- [RECORDS TO PROCESS]
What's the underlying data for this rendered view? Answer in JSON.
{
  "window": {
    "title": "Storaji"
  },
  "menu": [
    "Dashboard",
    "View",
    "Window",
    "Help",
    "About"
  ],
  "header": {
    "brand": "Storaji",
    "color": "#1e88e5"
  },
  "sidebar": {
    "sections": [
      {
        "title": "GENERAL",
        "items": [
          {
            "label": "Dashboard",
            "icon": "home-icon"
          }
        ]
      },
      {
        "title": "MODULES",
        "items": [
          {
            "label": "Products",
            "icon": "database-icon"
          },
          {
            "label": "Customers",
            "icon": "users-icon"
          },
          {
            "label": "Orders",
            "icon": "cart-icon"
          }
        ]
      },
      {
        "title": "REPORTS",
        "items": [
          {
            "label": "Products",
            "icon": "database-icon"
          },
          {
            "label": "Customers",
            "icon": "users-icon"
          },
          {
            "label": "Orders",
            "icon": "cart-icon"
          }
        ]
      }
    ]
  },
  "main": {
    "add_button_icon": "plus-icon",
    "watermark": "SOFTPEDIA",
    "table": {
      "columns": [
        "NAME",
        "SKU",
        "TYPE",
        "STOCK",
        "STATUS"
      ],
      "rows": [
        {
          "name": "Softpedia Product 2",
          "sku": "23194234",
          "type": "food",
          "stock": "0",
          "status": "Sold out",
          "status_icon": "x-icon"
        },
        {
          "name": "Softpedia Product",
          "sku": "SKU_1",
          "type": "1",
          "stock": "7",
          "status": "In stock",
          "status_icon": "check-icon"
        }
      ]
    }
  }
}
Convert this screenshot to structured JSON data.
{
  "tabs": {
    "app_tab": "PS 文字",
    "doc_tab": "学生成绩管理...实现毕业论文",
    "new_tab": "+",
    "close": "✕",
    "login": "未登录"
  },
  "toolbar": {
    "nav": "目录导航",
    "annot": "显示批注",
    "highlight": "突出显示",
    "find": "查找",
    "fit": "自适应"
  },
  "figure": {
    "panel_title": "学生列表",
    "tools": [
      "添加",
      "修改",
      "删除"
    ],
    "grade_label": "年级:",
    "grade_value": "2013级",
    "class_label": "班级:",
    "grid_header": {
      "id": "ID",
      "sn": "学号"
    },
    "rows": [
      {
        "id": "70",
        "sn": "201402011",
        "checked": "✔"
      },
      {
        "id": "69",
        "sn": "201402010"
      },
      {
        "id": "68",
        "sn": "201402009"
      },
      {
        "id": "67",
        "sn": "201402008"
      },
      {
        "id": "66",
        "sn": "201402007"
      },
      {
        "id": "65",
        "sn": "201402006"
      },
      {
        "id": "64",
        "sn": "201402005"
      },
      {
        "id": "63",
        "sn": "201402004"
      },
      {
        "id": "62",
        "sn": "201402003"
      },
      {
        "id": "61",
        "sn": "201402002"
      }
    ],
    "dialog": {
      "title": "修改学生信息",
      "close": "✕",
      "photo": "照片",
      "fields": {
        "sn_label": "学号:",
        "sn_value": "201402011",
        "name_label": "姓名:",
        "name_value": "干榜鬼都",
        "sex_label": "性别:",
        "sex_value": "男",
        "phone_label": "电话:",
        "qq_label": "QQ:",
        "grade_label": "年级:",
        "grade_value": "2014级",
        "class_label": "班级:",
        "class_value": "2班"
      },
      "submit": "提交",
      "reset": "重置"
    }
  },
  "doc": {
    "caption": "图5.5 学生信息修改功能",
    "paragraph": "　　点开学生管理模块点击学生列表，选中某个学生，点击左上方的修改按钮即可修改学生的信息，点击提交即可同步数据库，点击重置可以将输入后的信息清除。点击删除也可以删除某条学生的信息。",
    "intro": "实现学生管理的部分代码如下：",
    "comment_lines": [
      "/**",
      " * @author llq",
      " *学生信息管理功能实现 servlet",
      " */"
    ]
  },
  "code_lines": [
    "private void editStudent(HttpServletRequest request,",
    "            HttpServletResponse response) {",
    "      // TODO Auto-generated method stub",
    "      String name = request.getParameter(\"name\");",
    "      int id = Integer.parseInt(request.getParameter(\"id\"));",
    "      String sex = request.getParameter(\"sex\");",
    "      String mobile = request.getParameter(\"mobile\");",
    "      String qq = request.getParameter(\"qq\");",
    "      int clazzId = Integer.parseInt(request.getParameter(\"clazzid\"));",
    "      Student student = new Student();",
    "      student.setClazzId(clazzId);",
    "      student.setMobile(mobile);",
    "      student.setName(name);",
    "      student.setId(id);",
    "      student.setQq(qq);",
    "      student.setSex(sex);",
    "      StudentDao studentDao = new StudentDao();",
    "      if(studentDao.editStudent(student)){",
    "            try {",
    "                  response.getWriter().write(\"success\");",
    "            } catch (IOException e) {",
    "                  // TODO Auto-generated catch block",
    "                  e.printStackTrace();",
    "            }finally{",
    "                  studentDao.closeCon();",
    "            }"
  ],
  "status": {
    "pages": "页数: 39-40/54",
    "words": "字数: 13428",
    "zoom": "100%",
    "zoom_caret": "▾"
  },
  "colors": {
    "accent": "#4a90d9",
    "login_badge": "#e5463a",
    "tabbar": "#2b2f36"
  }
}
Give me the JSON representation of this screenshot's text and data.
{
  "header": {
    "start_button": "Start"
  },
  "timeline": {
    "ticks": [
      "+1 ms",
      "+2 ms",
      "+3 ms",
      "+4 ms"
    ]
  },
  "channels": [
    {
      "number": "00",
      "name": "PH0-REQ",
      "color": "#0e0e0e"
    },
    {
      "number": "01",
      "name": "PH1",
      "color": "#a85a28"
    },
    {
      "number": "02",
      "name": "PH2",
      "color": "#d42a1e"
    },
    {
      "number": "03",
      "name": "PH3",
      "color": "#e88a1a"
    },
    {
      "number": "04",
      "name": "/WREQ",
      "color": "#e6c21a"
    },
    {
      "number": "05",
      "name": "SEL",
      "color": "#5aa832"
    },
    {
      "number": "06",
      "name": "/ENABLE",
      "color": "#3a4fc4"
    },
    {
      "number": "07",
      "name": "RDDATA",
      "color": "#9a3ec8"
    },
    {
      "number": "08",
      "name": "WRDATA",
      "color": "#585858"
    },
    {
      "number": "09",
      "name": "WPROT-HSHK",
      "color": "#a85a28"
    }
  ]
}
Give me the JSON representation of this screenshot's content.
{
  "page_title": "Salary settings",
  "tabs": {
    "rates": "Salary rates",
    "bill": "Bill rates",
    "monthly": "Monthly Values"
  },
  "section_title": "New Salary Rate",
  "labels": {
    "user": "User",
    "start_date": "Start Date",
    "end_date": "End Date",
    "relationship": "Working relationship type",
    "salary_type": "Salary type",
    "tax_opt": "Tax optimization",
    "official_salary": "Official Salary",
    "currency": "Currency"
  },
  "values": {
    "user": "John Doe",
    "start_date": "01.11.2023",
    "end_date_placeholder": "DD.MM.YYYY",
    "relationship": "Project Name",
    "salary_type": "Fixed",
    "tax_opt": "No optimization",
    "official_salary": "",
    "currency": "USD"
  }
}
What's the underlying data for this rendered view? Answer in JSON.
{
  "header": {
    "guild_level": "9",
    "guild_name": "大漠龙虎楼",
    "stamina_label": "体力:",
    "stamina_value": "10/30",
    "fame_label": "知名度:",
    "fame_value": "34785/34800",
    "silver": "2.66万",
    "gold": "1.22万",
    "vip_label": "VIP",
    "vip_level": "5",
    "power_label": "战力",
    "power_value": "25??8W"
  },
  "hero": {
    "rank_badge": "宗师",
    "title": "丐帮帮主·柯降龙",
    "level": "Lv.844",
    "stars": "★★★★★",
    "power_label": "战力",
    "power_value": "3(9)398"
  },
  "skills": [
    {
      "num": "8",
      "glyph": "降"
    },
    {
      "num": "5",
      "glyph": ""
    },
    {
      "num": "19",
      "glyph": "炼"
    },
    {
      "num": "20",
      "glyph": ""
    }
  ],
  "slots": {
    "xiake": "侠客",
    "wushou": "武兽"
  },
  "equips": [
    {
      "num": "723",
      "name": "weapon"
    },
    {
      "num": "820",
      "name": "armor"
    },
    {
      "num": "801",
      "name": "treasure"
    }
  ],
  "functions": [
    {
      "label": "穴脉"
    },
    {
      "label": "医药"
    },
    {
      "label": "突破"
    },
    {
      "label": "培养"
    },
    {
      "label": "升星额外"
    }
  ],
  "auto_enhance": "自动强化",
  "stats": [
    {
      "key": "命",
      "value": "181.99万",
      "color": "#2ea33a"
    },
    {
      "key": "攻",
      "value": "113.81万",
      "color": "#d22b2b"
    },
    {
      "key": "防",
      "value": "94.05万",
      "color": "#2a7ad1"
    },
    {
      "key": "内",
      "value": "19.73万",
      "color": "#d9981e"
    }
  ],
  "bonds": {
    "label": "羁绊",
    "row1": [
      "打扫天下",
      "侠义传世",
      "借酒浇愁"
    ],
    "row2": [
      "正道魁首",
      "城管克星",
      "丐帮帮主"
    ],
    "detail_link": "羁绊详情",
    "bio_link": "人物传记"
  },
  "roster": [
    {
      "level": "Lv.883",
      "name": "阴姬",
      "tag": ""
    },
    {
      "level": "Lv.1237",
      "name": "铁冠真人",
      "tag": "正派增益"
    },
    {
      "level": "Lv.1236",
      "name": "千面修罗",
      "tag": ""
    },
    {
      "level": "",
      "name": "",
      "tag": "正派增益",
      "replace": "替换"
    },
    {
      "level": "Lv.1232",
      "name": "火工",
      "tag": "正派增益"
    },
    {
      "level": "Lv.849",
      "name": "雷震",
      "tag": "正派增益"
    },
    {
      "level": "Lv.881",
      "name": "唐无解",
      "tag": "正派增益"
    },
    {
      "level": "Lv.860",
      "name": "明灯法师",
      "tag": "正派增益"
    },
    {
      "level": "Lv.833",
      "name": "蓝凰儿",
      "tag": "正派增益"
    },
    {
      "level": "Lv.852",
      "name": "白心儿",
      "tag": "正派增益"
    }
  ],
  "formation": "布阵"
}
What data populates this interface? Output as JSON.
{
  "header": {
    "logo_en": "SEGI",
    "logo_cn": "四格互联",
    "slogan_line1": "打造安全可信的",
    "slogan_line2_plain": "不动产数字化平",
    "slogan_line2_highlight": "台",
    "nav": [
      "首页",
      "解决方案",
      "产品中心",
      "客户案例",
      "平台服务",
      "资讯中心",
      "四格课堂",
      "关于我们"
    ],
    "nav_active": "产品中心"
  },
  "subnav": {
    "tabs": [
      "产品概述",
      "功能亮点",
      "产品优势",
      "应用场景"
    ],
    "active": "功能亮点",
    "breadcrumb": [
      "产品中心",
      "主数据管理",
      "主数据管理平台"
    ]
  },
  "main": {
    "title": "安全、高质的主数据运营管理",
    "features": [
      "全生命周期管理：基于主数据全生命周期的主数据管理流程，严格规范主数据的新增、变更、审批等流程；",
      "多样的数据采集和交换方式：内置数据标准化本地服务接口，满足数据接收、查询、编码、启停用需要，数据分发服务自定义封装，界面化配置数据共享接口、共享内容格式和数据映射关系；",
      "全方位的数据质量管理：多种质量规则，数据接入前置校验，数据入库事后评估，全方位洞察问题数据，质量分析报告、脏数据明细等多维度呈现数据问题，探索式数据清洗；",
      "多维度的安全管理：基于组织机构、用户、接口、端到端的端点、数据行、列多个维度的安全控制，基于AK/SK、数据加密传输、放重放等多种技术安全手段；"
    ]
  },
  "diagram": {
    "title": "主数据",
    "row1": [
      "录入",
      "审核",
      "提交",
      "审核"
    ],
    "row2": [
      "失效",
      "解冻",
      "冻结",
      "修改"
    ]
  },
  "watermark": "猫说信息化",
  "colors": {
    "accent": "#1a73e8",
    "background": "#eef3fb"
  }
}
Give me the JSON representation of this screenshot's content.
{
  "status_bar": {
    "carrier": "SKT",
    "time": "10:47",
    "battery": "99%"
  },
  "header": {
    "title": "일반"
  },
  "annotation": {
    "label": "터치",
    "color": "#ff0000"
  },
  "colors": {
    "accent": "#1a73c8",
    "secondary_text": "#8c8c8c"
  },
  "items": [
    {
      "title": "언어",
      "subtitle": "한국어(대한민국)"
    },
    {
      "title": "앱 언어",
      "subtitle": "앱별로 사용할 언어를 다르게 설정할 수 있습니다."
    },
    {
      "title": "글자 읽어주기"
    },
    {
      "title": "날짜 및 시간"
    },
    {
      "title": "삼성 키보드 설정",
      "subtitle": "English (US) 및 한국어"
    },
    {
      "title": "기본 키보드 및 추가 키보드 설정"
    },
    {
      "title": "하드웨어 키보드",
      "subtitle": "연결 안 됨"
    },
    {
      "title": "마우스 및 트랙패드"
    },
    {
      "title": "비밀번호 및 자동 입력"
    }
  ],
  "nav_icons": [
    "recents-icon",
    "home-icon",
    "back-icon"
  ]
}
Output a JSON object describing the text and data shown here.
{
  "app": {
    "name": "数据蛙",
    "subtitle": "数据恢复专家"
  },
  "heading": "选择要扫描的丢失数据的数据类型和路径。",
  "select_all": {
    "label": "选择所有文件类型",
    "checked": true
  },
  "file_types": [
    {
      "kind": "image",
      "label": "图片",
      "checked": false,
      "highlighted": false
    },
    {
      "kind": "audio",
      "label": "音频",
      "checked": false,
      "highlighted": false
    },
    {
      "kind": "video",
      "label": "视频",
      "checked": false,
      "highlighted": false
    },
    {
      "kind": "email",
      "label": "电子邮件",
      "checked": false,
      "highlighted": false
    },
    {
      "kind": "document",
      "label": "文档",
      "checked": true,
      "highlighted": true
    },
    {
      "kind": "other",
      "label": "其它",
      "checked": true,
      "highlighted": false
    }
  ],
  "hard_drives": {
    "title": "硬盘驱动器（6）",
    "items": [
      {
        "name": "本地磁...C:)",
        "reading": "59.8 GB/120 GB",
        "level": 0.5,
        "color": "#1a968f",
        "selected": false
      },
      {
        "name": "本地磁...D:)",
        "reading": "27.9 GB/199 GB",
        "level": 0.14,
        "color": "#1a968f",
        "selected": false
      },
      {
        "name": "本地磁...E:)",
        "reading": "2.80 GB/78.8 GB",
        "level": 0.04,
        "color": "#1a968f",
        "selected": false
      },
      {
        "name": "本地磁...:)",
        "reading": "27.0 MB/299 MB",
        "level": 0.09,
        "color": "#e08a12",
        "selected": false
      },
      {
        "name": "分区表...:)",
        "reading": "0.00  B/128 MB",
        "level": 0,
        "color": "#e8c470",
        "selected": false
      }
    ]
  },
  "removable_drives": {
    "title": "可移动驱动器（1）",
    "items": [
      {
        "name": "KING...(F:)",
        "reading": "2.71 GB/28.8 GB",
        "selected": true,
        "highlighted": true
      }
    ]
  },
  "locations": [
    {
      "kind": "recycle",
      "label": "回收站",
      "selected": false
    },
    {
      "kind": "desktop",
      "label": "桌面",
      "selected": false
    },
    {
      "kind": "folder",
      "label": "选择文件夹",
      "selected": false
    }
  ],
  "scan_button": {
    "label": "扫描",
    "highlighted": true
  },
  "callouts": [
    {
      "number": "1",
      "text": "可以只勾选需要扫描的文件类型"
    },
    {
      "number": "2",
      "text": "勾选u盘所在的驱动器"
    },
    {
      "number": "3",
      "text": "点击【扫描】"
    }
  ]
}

- [TASK DETAILS] Gather each line in the data that holds the string "getParameter".

- [RESULT OF THE TASK]
    "      String name = request.getParameter(\"name\");",
    "      int id = Integer.parseInt(request.getParameter(\"id\"));",
    "      String sex = request.getParameter(\"sex\");",
    "      String mobile = request.getParameter(\"mobile\");",
    "      String qq = request.getParameter(\"qq\");",
    "      int clazzId = Integer.parseInt(request.getParameter(\"clazzid\"));",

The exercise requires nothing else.